**DIRECTIONS**
Scan the lines below; pull out those with "color".

----- LISTED RECORDS

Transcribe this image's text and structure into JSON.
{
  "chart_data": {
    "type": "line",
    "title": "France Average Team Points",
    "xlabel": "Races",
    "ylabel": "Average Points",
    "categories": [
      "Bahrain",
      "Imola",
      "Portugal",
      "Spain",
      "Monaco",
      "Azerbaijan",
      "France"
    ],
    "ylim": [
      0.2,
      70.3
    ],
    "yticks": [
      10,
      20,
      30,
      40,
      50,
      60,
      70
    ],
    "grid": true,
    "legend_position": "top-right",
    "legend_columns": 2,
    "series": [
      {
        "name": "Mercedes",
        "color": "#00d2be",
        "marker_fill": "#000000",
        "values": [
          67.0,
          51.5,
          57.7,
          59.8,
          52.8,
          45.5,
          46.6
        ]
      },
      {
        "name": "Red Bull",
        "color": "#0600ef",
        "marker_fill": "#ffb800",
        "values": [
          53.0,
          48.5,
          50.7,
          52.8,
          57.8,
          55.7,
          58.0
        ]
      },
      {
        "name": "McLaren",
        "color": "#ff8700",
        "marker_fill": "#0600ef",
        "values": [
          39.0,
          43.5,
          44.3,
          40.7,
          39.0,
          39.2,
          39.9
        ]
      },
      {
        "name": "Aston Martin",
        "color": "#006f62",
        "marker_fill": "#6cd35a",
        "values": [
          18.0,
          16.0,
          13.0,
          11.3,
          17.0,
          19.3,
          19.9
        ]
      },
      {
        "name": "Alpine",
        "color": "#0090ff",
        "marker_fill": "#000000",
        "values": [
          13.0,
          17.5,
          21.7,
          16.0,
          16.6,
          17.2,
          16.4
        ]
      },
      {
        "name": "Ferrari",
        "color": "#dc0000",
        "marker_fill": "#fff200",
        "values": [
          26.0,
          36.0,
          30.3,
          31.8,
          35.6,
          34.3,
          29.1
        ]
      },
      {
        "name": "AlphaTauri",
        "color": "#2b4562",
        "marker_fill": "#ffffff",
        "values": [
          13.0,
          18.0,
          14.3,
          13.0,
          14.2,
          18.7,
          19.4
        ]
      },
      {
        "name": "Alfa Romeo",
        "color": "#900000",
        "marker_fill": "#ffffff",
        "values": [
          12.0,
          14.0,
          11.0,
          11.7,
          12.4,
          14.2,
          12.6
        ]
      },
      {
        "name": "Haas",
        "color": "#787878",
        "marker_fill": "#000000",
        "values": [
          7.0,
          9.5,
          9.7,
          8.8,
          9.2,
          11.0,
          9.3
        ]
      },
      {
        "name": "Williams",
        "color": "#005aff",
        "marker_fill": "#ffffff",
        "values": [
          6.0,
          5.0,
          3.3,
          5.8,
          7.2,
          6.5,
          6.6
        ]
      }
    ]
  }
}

----------

**SOLUTION TO THIS PROBLEM**
        "color": "#00d2be",
        "color": "#0600ef",
        "color": "#ff8700",
        "color": "#006f62",
        "color": "#0090ff",
        "color": "#dc0000",
        "color": "#2b4562",
        "color": "#900000",
        "color": "#787878",
        "color": "#005aff",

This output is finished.